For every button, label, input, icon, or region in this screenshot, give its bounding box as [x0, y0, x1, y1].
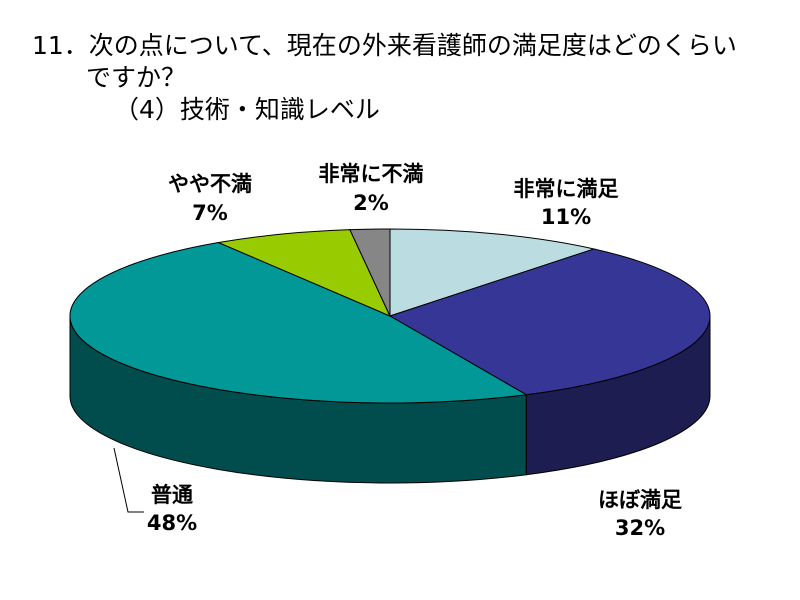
label-mostly-satisfied: ほぼ満足: [598, 488, 682, 512]
pie-slice-very-satisfied: [389, 228, 596, 317]
label-very-satisfied: 非常に満足: [514, 177, 619, 201]
data-labels: 非常に満足 11% ほぼ満足 32% 普通 48% やや不満 7% 非常に不満 2%: [147, 162, 682, 540]
pie-slice-very-dissatisfied: [349, 228, 391, 317]
value-very-dissatisfied: 2%: [353, 191, 389, 215]
title-line-2: ですか？: [86, 63, 187, 92]
value-very-satisfied: 11%: [541, 205, 591, 229]
value-mostly-satisfied: 32%: [615, 516, 665, 540]
chart-title: 11．次の点について、現在の外来看護師の満足度はどのくらい ですか？ （4）技術…: [32, 30, 737, 126]
label-neutral: 普通: [151, 483, 193, 507]
pie-slice-somewhat-dissatisfied: [216, 229, 392, 317]
title-line-3: （4）技術・知識レベル: [114, 95, 380, 124]
leader-lines: [113, 447, 144, 513]
pie-slice-mostly-satisfied: [388, 248, 711, 396]
value-somewhat-dissatisfied: 7%: [192, 201, 228, 225]
pie-slices: [69, 228, 711, 404]
title-line-1: 11．次の点について、現在の外来看護師の満足度はどのくらい: [32, 31, 737, 60]
label-somewhat-dissatisfied: やや不満: [168, 172, 252, 196]
pie-slice-neutral: [69, 242, 528, 404]
label-very-dissatisfied: 非常に不満: [319, 162, 424, 186]
leader-line-neutral: [113, 447, 144, 513]
value-neutral: 48%: [147, 511, 197, 535]
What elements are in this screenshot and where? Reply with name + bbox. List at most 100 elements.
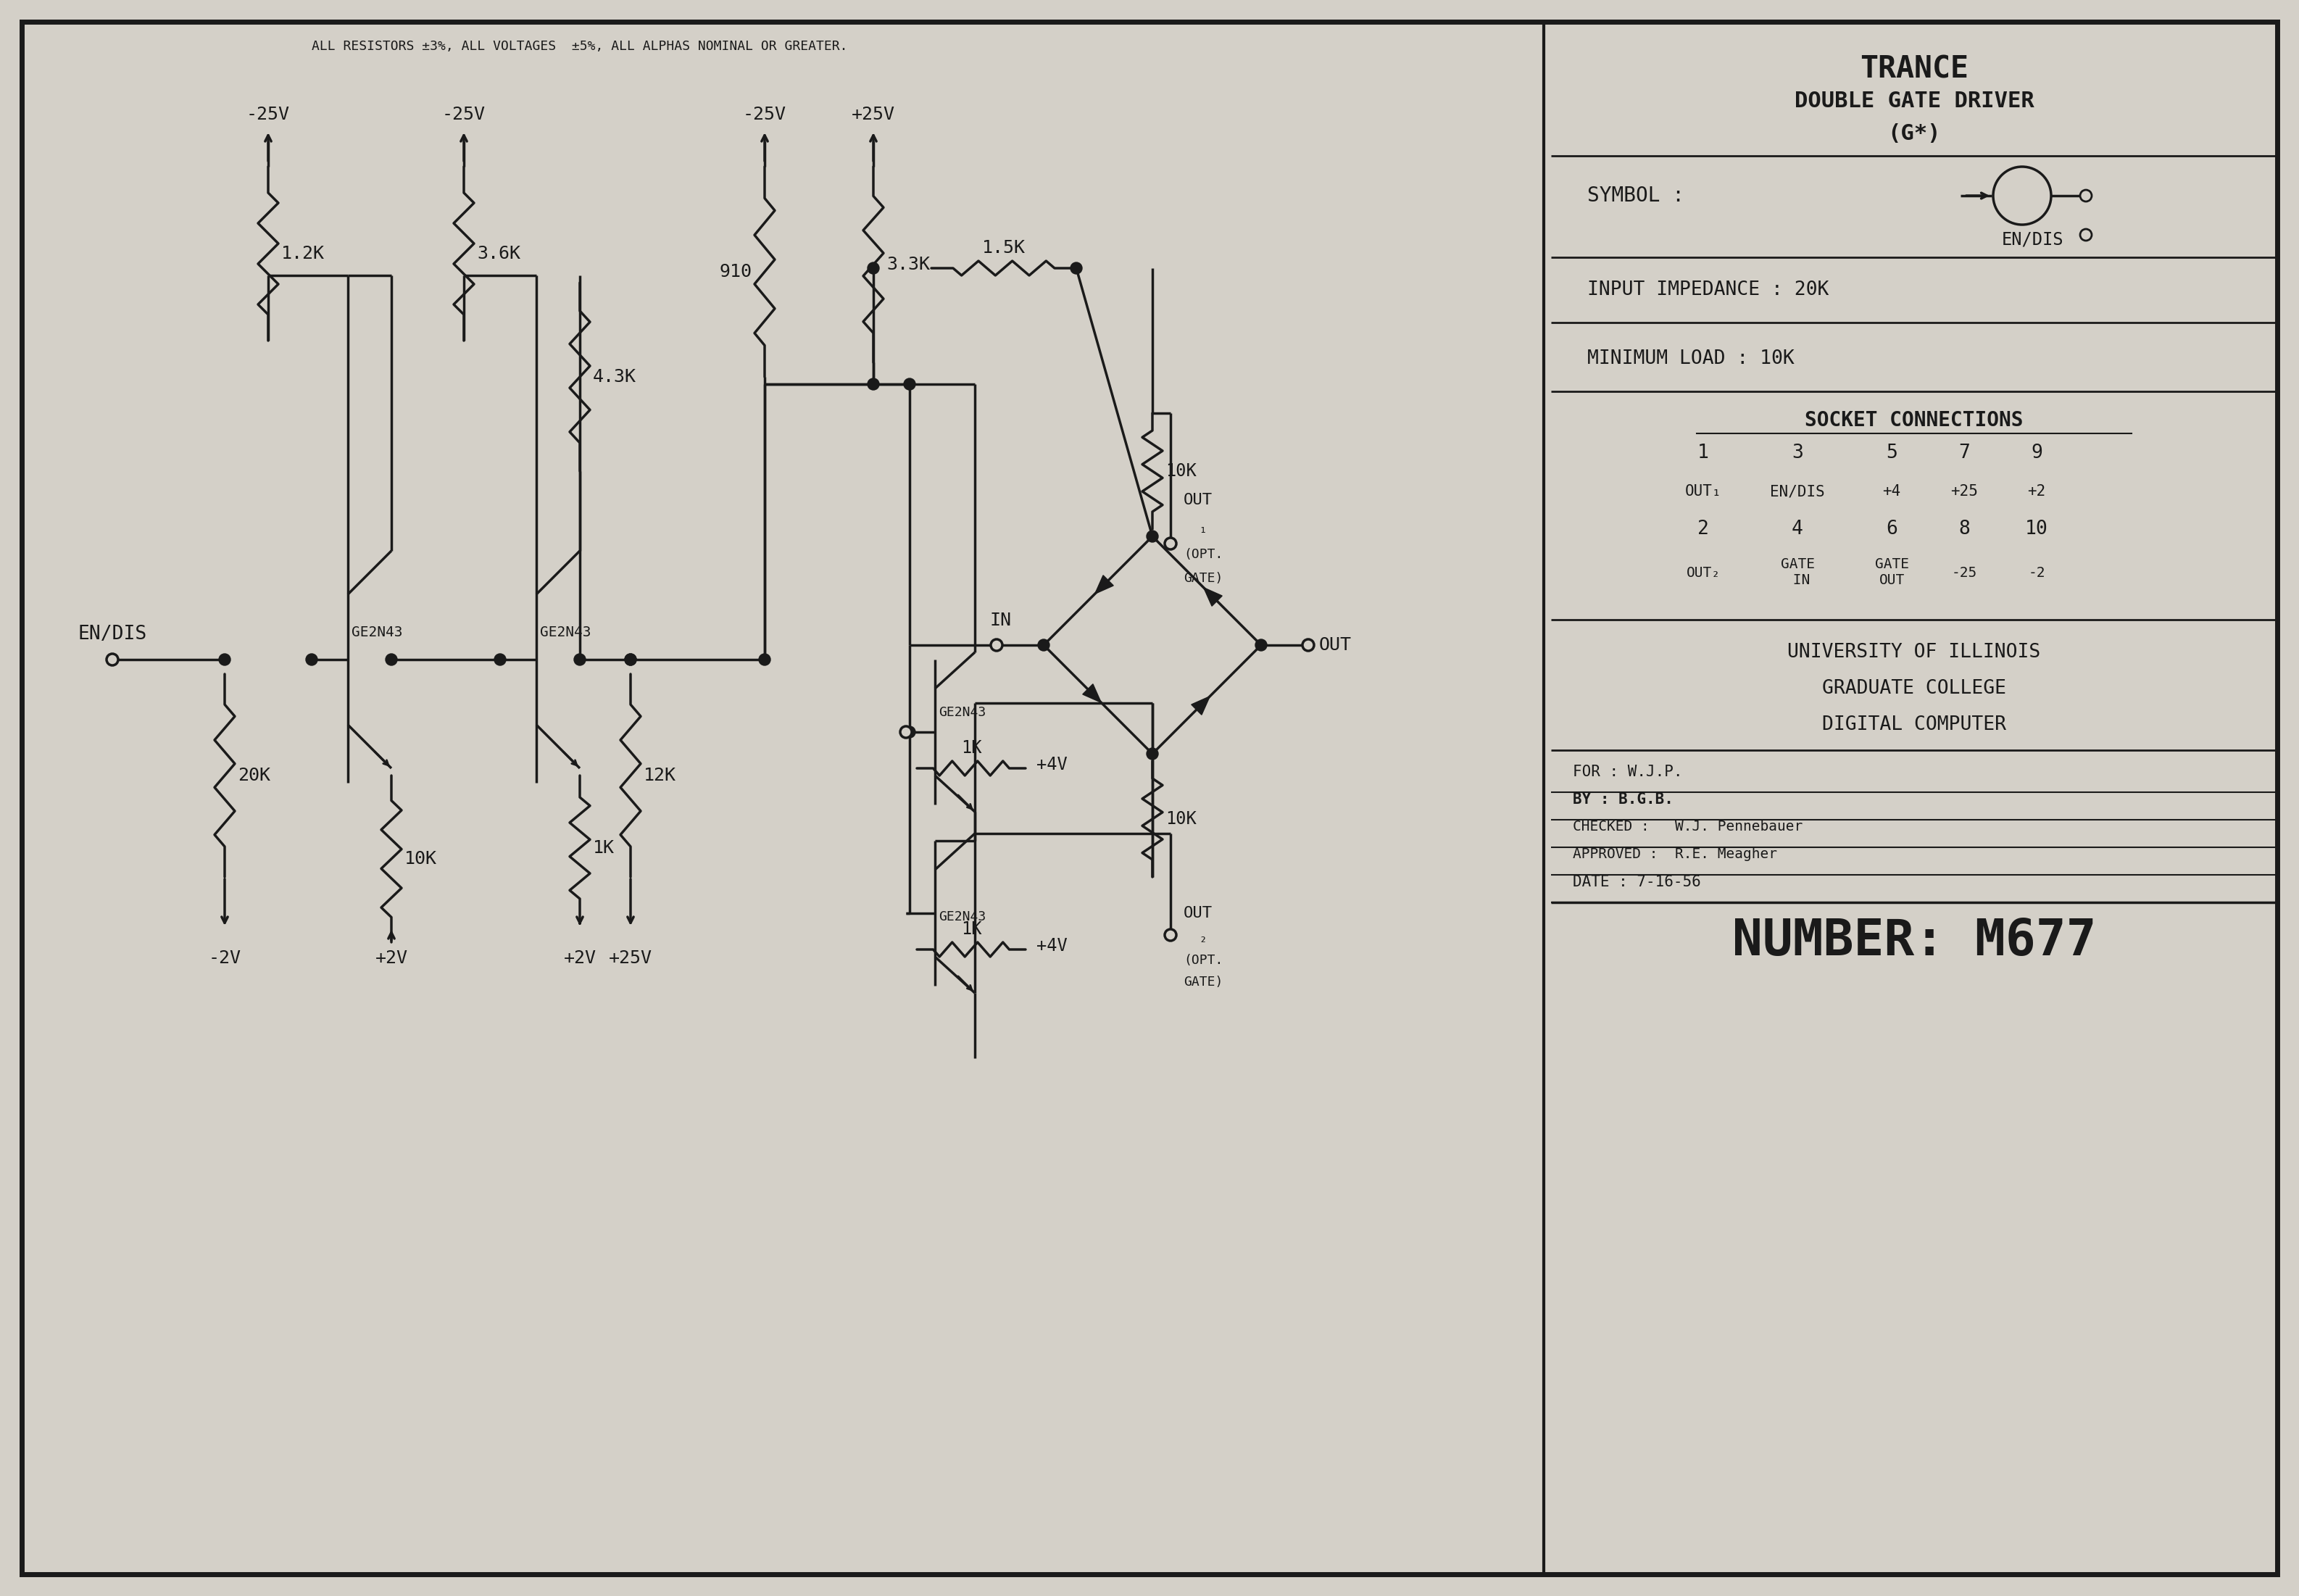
Text: INPUT IMPEDANCE : 20K: INPUT IMPEDANCE : 20K xyxy=(1586,281,1830,300)
Circle shape xyxy=(218,654,230,666)
Text: -25V: -25V xyxy=(441,105,485,123)
Text: GRADUATE COLLEGE: GRADUATE COLLEGE xyxy=(1823,680,2007,697)
Circle shape xyxy=(904,726,915,737)
Circle shape xyxy=(1166,929,1177,940)
Text: OUT: OUT xyxy=(1184,493,1212,508)
Text: 10K: 10K xyxy=(405,851,437,868)
Text: 4: 4 xyxy=(1791,520,1802,538)
Circle shape xyxy=(1147,530,1159,543)
Text: EN/DIS: EN/DIS xyxy=(78,624,147,643)
Text: OUT: OUT xyxy=(1184,907,1212,921)
Text: OUT: OUT xyxy=(1320,637,1352,654)
Circle shape xyxy=(1166,538,1177,549)
Text: +4: +4 xyxy=(1883,484,1901,498)
Text: IN: IN xyxy=(989,611,1012,629)
Polygon shape xyxy=(1205,587,1223,606)
Text: 1.2K: 1.2K xyxy=(280,244,324,262)
Text: APPROVED :  R.E. Meagher: APPROVED : R.E. Meagher xyxy=(1573,847,1777,862)
Circle shape xyxy=(1304,640,1315,651)
Text: 8: 8 xyxy=(1959,520,1970,538)
Text: +25V: +25V xyxy=(609,950,653,967)
Text: OUT₁: OUT₁ xyxy=(1685,484,1722,498)
Text: 4.3K: 4.3K xyxy=(593,369,637,386)
Circle shape xyxy=(1147,749,1159,760)
Text: 12K: 12K xyxy=(644,766,676,784)
Text: GATE): GATE) xyxy=(1184,975,1223,988)
Text: DATE : 7-16-56: DATE : 7-16-56 xyxy=(1573,875,1701,889)
Circle shape xyxy=(625,654,637,666)
Circle shape xyxy=(386,654,398,666)
Text: 1K: 1K xyxy=(961,739,982,757)
Text: EN/DIS: EN/DIS xyxy=(1770,484,1825,498)
Circle shape xyxy=(1037,640,1048,651)
Text: 5: 5 xyxy=(1885,444,1897,463)
Text: ₁: ₁ xyxy=(1184,522,1207,536)
Text: 10K: 10K xyxy=(1166,811,1195,828)
Circle shape xyxy=(867,378,878,389)
Text: (OPT.: (OPT. xyxy=(1184,954,1223,967)
Text: 3.6K: 3.6K xyxy=(476,244,520,262)
Text: 910: 910 xyxy=(720,263,752,281)
Text: +25V: +25V xyxy=(851,105,894,123)
Text: OUT₂: OUT₂ xyxy=(1685,565,1720,579)
Text: -25V: -25V xyxy=(246,105,290,123)
Circle shape xyxy=(1993,166,2051,225)
Text: +2V: +2V xyxy=(563,950,595,967)
Text: (G*): (G*) xyxy=(1887,123,1940,144)
Circle shape xyxy=(106,654,117,666)
Circle shape xyxy=(2081,190,2092,201)
Text: DIGITAL COMPUTER: DIGITAL COMPUTER xyxy=(1823,715,2007,734)
Text: -25V: -25V xyxy=(743,105,786,123)
Text: -2V: -2V xyxy=(209,950,241,967)
Circle shape xyxy=(1255,640,1267,651)
Text: GE2N43: GE2N43 xyxy=(540,626,591,640)
Text: TRANCE: TRANCE xyxy=(1860,54,1968,85)
Circle shape xyxy=(2081,230,2092,241)
Circle shape xyxy=(306,654,317,666)
Text: GE2N43: GE2N43 xyxy=(938,910,986,924)
Polygon shape xyxy=(1094,575,1113,594)
Text: CHECKED :   W.J. Pennebauer: CHECKED : W.J. Pennebauer xyxy=(1573,820,1802,833)
Circle shape xyxy=(494,654,506,666)
Text: -2: -2 xyxy=(2028,565,2046,579)
Text: DOUBLE GATE DRIVER: DOUBLE GATE DRIVER xyxy=(1793,91,2035,112)
Text: 3: 3 xyxy=(1791,444,1802,463)
Text: GE2N43: GE2N43 xyxy=(938,705,986,718)
Text: GE2N43: GE2N43 xyxy=(352,626,402,640)
Circle shape xyxy=(575,654,586,666)
Text: (OPT.: (OPT. xyxy=(1184,547,1223,560)
Text: NUMBER: M677: NUMBER: M677 xyxy=(1731,916,2097,966)
Text: +2: +2 xyxy=(2028,484,2046,498)
Text: 2: 2 xyxy=(1697,520,1708,538)
Text: G: G xyxy=(2016,185,2028,206)
Text: GATE): GATE) xyxy=(1184,571,1223,584)
Text: BY : B.G.B.: BY : B.G.B. xyxy=(1573,792,1674,806)
Circle shape xyxy=(625,654,637,666)
Text: MINIMUM LOAD : 10K: MINIMUM LOAD : 10K xyxy=(1586,350,1796,369)
Text: 1K: 1K xyxy=(593,839,614,857)
Text: 7: 7 xyxy=(1959,444,1970,463)
Circle shape xyxy=(867,262,878,275)
Text: 10K: 10K xyxy=(1166,463,1195,480)
Circle shape xyxy=(904,378,915,389)
Polygon shape xyxy=(1191,696,1209,715)
Text: 9: 9 xyxy=(2030,444,2042,463)
Circle shape xyxy=(901,726,913,737)
Text: SYMBOL :: SYMBOL : xyxy=(1586,185,1685,206)
Circle shape xyxy=(991,640,1002,651)
Text: ₂: ₂ xyxy=(1184,932,1207,945)
Text: 1: 1 xyxy=(1697,444,1708,463)
Text: -25: -25 xyxy=(1952,565,1977,579)
Text: +25: +25 xyxy=(1950,484,1977,498)
Text: 20K: 20K xyxy=(237,766,271,784)
Text: FOR : W.J.P.: FOR : W.J.P. xyxy=(1573,764,1683,779)
Text: 1.5K: 1.5K xyxy=(982,239,1025,257)
Text: GATE
OUT: GATE OUT xyxy=(1874,557,1908,587)
Text: +4V: +4V xyxy=(1037,757,1067,774)
Text: UNIVERSITY OF ILLINOIS: UNIVERSITY OF ILLINOIS xyxy=(1789,643,2042,662)
Text: 6: 6 xyxy=(1885,520,1897,538)
Circle shape xyxy=(759,654,770,666)
Text: 3.3K: 3.3K xyxy=(887,255,929,273)
Polygon shape xyxy=(1083,685,1101,702)
Text: ALL RESISTORS ±3%, ALL VOLTAGES  ±5%, ALL ALPHAS NOMINAL OR GREATER.: ALL RESISTORS ±3%, ALL VOLTAGES ±5%, ALL… xyxy=(313,40,848,53)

→ The exercise
Switch every "screenshot" to "image" in the items from the start up to and including the line with "What elements are", and give those lines again with nothing else changed. Omit the pictures.

→ Full solution
For every button, label, input, icon, or region in this image, give its bounding box as [x0, y0, x1, y1].
label-mostly-satisfied: ほぼ満足: [598, 488, 682, 512]
pie-slice-very-satisfied: [389, 228, 596, 317]
label-very-satisfied: 非常に満足: [514, 177, 619, 201]
data-labels: 非常に満足 11% ほぼ満足 32% 普通 48% やや不満 7% 非常に不満 2%: [147, 162, 682, 540]
pie-slice-very-dissatisfied: [349, 228, 391, 317]
value-very-dissatisfied: 2%: [353, 191, 389, 215]
title-line-2: ですか？: [86, 63, 187, 92]
value-very-satisfied: 11%: [541, 205, 591, 229]
value-mostly-satisfied: 32%: [615, 516, 665, 540]
chart-title: 11．次の点について、現在の外来看護師の満足度はどのくらい ですか？ （4）技術…: [32, 30, 737, 126]
label-neutral: 普通: [151, 483, 193, 507]
pie-slice-somewhat-dissatisfied: [216, 229, 392, 317]
title-line-3: （4）技術・知識レベル: [114, 95, 380, 124]
leader-lines: [113, 447, 144, 513]
pie-slice-mostly-satisfied: [388, 248, 711, 396]
value-somewhat-dissatisfied: 7%: [192, 201, 228, 225]
pie-slices: [69, 228, 711, 404]
title-line-1: 11．次の点について、現在の外来看護師の満足度はどのくらい: [32, 31, 737, 60]
label-somewhat-dissatisfied: やや不満: [168, 172, 252, 196]
pie-slice-neutral: [69, 242, 528, 404]
label-very-dissatisfied: 非常に不満: [319, 162, 424, 186]
leader-line-neutral: [113, 447, 144, 513]
value-neutral: 48%: [147, 511, 197, 535]
What elements are in this image and where? Reply with name + bbox. List at most 100 elements.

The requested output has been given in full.